> **WORK TO DO**
Look for the word "ylabel" in the entries below, then copy every line that has it.

------------------------------

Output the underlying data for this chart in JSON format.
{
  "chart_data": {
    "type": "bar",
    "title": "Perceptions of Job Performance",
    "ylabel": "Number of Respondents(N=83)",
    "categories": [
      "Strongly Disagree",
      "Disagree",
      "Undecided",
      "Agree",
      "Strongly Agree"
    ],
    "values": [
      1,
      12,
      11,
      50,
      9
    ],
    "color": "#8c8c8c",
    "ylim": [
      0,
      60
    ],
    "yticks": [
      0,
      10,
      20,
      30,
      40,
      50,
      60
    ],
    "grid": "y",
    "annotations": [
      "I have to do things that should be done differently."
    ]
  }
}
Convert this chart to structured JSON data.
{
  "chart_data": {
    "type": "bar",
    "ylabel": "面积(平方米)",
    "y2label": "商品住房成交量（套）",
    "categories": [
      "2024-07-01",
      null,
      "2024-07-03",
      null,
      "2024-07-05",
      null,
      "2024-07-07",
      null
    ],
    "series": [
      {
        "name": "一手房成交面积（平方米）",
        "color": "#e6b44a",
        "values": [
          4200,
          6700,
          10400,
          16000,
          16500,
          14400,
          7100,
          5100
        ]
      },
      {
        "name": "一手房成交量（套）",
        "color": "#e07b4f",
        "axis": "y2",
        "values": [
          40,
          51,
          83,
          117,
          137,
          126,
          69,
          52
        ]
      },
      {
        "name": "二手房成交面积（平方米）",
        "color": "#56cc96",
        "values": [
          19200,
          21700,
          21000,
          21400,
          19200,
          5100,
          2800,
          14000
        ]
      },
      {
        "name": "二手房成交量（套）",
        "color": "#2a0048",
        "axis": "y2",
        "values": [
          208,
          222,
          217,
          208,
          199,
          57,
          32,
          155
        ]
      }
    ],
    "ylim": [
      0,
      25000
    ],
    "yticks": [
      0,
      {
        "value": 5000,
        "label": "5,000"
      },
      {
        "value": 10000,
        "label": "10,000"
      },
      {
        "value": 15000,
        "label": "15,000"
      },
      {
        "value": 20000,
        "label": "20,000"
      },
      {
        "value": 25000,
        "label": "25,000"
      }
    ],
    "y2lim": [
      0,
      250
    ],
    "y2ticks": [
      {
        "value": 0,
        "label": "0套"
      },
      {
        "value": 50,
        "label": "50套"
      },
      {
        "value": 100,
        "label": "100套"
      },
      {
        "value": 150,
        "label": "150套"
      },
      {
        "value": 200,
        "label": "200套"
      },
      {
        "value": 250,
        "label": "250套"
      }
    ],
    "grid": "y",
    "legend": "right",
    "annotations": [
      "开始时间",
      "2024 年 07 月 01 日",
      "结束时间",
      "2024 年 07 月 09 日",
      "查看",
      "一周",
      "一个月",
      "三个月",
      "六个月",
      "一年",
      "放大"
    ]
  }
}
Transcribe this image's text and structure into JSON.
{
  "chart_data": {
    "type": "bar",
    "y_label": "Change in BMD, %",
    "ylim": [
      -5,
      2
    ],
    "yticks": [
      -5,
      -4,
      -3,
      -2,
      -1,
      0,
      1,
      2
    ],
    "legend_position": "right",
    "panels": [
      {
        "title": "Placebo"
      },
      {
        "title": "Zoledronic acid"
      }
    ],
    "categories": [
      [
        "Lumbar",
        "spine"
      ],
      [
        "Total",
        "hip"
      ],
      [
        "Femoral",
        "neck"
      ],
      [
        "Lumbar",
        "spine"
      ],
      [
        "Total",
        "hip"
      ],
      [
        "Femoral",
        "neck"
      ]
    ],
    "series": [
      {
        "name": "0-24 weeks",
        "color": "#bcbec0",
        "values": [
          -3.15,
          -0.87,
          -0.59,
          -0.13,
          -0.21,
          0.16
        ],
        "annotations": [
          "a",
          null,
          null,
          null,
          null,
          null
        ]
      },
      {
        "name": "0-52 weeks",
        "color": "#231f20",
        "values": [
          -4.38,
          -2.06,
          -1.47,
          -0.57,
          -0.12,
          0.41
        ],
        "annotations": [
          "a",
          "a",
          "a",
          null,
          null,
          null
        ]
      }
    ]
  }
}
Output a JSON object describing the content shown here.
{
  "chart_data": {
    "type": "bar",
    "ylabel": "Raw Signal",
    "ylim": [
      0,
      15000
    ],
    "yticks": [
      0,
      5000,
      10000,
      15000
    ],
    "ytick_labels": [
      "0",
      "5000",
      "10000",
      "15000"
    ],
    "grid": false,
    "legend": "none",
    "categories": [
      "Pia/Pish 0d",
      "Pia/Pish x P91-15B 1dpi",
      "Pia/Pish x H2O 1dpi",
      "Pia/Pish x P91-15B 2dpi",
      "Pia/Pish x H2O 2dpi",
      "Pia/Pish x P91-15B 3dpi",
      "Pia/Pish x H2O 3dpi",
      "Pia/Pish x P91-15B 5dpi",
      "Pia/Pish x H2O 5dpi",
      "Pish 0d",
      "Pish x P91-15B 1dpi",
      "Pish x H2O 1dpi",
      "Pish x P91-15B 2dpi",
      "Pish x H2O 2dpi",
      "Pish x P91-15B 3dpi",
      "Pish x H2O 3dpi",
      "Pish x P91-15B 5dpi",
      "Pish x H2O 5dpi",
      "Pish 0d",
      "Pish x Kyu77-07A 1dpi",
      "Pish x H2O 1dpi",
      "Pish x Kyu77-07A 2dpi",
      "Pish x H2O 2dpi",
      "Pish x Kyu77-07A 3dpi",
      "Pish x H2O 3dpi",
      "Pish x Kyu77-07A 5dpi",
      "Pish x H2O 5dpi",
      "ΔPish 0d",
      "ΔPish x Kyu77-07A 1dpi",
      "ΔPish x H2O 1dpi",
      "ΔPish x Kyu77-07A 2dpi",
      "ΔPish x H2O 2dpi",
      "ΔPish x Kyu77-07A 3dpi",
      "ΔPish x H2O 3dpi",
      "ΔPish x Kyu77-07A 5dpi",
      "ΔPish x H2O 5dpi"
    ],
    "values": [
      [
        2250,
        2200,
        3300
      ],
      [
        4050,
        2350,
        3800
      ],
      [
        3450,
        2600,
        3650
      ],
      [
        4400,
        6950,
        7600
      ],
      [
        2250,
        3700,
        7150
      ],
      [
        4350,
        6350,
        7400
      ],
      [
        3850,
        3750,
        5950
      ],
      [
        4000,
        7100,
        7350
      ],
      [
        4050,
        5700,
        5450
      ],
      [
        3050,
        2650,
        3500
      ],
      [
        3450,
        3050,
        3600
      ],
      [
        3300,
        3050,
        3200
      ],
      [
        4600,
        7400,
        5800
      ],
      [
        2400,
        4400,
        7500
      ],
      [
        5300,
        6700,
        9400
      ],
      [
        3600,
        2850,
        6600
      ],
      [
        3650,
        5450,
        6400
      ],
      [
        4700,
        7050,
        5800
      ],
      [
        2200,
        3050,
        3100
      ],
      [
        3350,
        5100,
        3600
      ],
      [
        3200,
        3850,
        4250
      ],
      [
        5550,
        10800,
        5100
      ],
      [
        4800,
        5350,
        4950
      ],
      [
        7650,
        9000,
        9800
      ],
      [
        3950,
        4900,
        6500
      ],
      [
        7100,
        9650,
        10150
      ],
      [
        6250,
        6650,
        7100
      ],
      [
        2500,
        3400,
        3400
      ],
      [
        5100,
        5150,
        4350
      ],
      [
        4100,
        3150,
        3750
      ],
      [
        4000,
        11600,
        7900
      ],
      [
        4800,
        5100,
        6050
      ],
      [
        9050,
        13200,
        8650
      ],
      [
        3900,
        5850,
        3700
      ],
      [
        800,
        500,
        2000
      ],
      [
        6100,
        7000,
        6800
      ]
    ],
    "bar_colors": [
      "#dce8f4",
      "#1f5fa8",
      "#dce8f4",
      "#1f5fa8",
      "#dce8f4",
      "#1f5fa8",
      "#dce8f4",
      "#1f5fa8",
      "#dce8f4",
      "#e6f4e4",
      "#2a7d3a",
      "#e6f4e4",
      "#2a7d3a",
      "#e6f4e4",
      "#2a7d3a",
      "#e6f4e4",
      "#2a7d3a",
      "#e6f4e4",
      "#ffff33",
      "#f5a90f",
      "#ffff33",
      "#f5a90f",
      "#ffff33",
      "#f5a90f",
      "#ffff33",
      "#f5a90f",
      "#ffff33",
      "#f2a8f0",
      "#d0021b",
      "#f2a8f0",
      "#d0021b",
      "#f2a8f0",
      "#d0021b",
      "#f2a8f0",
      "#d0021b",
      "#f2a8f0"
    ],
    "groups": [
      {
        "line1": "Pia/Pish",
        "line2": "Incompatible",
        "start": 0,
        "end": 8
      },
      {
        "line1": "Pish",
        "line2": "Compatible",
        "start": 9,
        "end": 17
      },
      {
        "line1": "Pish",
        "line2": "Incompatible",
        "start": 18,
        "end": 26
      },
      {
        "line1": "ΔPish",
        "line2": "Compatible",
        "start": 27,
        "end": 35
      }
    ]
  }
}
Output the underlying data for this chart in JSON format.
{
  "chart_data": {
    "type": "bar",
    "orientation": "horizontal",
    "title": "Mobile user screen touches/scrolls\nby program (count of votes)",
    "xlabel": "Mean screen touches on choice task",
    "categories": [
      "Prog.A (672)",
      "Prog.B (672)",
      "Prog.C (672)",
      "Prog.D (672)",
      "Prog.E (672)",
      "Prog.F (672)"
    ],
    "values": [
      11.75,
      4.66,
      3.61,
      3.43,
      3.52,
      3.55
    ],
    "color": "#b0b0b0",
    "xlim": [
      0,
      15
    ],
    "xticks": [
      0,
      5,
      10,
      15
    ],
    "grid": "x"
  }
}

------------------------------

> **ANSWER FOR THIS EXERCISE**
    "ylabel": "Number of Respondents(N=83)",
    "ylabel": "面积(平方米)",
    "ylabel": "Raw Signal",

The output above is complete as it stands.